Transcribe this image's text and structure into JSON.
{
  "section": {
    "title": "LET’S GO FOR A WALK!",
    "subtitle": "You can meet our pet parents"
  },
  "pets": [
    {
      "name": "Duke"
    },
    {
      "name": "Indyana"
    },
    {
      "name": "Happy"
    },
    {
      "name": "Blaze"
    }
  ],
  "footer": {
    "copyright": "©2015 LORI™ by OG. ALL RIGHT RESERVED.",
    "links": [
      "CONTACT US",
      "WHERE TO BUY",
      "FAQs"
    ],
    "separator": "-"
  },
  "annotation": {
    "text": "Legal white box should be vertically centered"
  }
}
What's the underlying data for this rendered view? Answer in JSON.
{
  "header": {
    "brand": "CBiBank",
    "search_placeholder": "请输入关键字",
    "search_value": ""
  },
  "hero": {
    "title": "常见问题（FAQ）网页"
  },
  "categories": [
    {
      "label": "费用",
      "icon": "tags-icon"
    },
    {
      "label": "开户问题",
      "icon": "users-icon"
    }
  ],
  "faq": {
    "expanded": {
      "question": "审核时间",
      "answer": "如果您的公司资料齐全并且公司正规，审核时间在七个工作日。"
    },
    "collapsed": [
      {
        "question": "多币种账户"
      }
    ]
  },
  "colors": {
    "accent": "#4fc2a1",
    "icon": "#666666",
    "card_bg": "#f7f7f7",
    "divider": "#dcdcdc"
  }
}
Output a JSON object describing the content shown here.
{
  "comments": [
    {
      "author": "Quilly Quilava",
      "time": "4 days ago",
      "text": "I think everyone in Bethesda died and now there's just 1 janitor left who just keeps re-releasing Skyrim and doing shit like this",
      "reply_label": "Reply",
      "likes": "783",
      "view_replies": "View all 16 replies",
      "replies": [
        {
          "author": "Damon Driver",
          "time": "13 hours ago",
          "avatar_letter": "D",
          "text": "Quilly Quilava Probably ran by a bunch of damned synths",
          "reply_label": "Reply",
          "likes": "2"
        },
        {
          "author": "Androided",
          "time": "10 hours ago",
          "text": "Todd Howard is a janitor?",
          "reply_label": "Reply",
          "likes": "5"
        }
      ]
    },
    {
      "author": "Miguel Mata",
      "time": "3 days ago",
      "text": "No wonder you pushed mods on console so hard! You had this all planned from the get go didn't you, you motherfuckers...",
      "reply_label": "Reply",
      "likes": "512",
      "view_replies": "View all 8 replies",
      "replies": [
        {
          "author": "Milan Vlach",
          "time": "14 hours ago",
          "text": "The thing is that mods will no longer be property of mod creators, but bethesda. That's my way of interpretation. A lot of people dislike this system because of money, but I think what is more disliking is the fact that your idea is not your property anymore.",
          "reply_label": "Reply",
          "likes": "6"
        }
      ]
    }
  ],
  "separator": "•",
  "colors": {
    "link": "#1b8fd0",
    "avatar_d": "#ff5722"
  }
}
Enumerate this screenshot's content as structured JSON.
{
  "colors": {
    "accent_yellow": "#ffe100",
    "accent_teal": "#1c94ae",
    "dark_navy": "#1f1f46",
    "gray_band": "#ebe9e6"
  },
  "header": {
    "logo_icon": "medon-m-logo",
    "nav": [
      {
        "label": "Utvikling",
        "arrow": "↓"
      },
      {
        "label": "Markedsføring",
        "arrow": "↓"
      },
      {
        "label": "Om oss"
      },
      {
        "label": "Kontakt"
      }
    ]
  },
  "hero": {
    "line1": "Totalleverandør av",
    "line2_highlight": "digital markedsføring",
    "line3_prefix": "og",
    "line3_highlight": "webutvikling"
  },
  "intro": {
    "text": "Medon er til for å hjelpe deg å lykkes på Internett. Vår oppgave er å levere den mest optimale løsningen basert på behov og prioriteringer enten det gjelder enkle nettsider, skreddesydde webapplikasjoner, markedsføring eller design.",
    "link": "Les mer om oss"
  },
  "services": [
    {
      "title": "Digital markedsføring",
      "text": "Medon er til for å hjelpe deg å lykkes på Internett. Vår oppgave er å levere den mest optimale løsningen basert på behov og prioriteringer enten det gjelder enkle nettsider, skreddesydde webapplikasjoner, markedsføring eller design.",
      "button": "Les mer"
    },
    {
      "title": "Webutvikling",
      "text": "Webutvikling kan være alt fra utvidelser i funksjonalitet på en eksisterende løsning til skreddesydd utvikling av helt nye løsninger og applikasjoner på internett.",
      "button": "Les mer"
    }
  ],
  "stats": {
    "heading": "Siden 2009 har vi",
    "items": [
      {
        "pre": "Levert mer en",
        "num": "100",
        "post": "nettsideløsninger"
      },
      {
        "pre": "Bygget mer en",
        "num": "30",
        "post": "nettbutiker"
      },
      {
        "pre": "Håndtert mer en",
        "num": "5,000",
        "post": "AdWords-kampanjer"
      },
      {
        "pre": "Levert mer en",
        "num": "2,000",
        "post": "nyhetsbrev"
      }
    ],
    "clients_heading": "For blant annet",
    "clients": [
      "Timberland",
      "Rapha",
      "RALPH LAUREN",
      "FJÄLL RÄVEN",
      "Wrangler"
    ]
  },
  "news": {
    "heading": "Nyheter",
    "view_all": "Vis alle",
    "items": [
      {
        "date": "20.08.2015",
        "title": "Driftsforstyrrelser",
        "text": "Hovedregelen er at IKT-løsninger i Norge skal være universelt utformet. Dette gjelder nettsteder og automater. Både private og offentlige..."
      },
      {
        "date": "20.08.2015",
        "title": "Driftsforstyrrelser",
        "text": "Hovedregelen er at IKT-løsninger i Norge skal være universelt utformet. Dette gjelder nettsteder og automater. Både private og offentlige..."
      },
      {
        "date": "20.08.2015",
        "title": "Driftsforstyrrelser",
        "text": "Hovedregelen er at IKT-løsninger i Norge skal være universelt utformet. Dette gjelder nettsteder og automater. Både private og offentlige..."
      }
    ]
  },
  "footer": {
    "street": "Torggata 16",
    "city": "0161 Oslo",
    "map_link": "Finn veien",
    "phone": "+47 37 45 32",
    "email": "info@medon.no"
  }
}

....

• _Written request_:
Transcribe the material exactly as it reads.

• _Response to the exercise_:
Transcribe this image's text and structure into JSON.
{
  "section": {
    "title": "LET’S GO FOR A WALK!",
    "subtitle": "You can meet our pet parents"
  },
  "pets": [
    {
      "name": "Duke"
    },
    {
      "name": "Indyana"
    },
    {
      "name": "Happy"
    },
    {
      "name": "Blaze"
    }
  ],
  "footer": {
    "copyright": "©2015 LORI™ by OG. ALL RIGHT RESERVED.",
    "links": [
      "CONTACT US",
      "WHERE TO BUY",
      "FAQs"
    ],
    "separator": "-"
  },
  "annotation": {
    "text": "Legal white box should be vertically centered"
  }
}
What's the underlying data for this rendered view? Answer in JSON.
{
  "header": {
    "brand": "CBiBank",
    "search_placeholder": "请输入关键字",
    "search_value": ""
  },
  "hero": {
    "title": "常见问题（FAQ）网页"
  },
  "categories": [
    {
      "label": "费用",
      "icon": "tags-icon"
    },
    {
      "label": "开户问题",
      "icon": "users-icon"
    }
  ],
  "faq": {
    "expanded": {
      "question": "审核时间",
      "answer": "如果您的公司资料齐全并且公司正规，审核时间在七个工作日。"
    },
    "collapsed": [
      {
        "question": "多币种账户"
      }
    ]
  },
  "colors": {
    "accent": "#4fc2a1",
    "icon": "#666666",
    "card_bg": "#f7f7f7",
    "divider": "#dcdcdc"
  }
}
Output a JSON object describing the content shown here.
{
  "comments": [
    {
      "author": "Quilly Quilava",
      "time": "4 days ago",
      "text": "I think everyone in Bethesda died and now there's just 1 janitor left who just keeps re-releasing Skyrim and doing shit like this",
      "reply_label": "Reply",
      "likes": "783",
      "view_replies": "View all 16 replies",
      "replies": [
        {
          "author": "Damon Driver",
          "time": "13 hours ago",
          "avatar_letter": "D",
          "text": "Quilly Quilava Probably ran by a bunch of damned synths",
          "reply_label": "Reply",
          "likes": "2"
        },
        {
          "author": "Androided",
          "time": "10 hours ago",
          "text": "Todd Howard is a janitor?",
          "reply_label": "Reply",
          "likes": "5"
        }
      ]
    },
    {
      "author": "Miguel Mata",
      "time": "3 days ago",
      "text": "No wonder you pushed mods on console so hard! You had this all planned from the get go didn't you, you motherfuckers...",
      "reply_label": "Reply",
      "likes": "512",
      "view_replies": "View all 8 replies",
      "replies": [
        {
          "author": "Milan Vlach",
          "time": "14 hours ago",
          "text": "The thing is that mods will no longer be property of mod creators, but bethesda. That's my way of interpretation. A lot of people dislike this system because of money, but I think what is more disliking is the fact that your idea is not your property anymore.",
          "reply_label": "Reply",
          "likes": "6"
        }
      ]
    }
  ],
  "separator": "•",
  "colors": {
    "link": "#1b8fd0",
    "avatar_d": "#ff5722"
  }
}
Enumerate this screenshot's content as structured JSON.
{
  "colors": {
    "accent_yellow": "#ffe100",
    "accent_teal": "#1c94ae",
    "dark_navy": "#1f1f46",
    "gray_band": "#ebe9e6"
  },
  "header": {
    "logo_icon": "medon-m-logo",
    "nav": [
      {
        "label": "Utvikling",
        "arrow": "↓"
      },
      {
        "label": "Markedsføring",
        "arrow": "↓"
      },
      {
        "label": "Om oss"
      },
      {
        "label": "Kontakt"
      }
    ]
  },
  "hero": {
    "line1": "Totalleverandør av",
    "line2_highlight": "digital markedsføring",
    "line3_prefix": "og",
    "line3_highlight": "webutvikling"
  },
  "intro": {
    "text": "Medon er til for å hjelpe deg å lykkes på Internett. Vår oppgave er å levere den mest optimale løsningen basert på behov og prioriteringer enten det gjelder enkle nettsider, skreddesydde webapplikasjoner, markedsføring eller design.",
    "link": "Les mer om oss"
  },
  "services": [
    {
      "title": "Digital markedsføring",
      "text": "Medon er til for å hjelpe deg å lykkes på Internett. Vår oppgave er å levere den mest optimale løsningen basert på behov og prioriteringer enten det gjelder enkle nettsider, skreddesydde webapplikasjoner, markedsføring eller design.",
      "button": "Les mer"
    },
    {
      "title": "Webutvikling",
      "text": "Webutvikling kan være alt fra utvidelser i funksjonalitet på en eksisterende løsning til skreddesydd utvikling av helt nye løsninger og applikasjoner på internett.",
      "button": "Les mer"
    }
  ],
  "stats": {
    "heading": "Siden 2009 har vi",
    "items": [
      {
        "pre": "Levert mer en",
        "num": "100",
        "post": "nettsideløsninger"
      },
      {
        "pre": "Bygget mer en",
        "num": "30",
        "post": "nettbutiker"
      },
      {
        "pre": "Håndtert mer en",
        "num": "5,000",
        "post": "AdWords-kampanjer"
      },
      {
        "pre": "Levert mer en",
        "num": "2,000",
        "post": "nyhetsbrev"
      }
    ],
    "clients_heading": "For blant annet",
    "clients": [
      "Timberland",
      "Rapha",
      "RALPH LAUREN",
      "FJÄLL RÄVEN",
      "Wrangler"
    ]
  },
  "news": {
    "heading": "Nyheter",
    "view_all": "Vis alle",
    "items": [
      {
        "date": "20.08.2015",
        "title": "Driftsforstyrrelser",
        "text": "Hovedregelen er at IKT-løsninger i Norge skal være universelt utformet. Dette gjelder nettsteder og automater. Både private og offentlige..."
      },
      {
        "date": "20.08.2015",
        "title": "Driftsforstyrrelser",
        "text": "Hovedregelen er at IKT-løsninger i Norge skal være universelt utformet. Dette gjelder nettsteder og automater. Både private og offentlige..."
      },
      {
        "date": "20.08.2015",
        "title": "Driftsforstyrrelser",
        "text": "Hovedregelen er at IKT-løsninger i Norge skal være universelt utformet. Dette gjelder nettsteder og automater. Både private og offentlige..."
      }
    ]
  },
  "footer": {
    "street": "Torggata 16",
    "city": "0161 Oslo",
    "map_link": "Finn veien",
    "phone": "+47 37 45 32",
    "email": "info@medon.no"
  }
}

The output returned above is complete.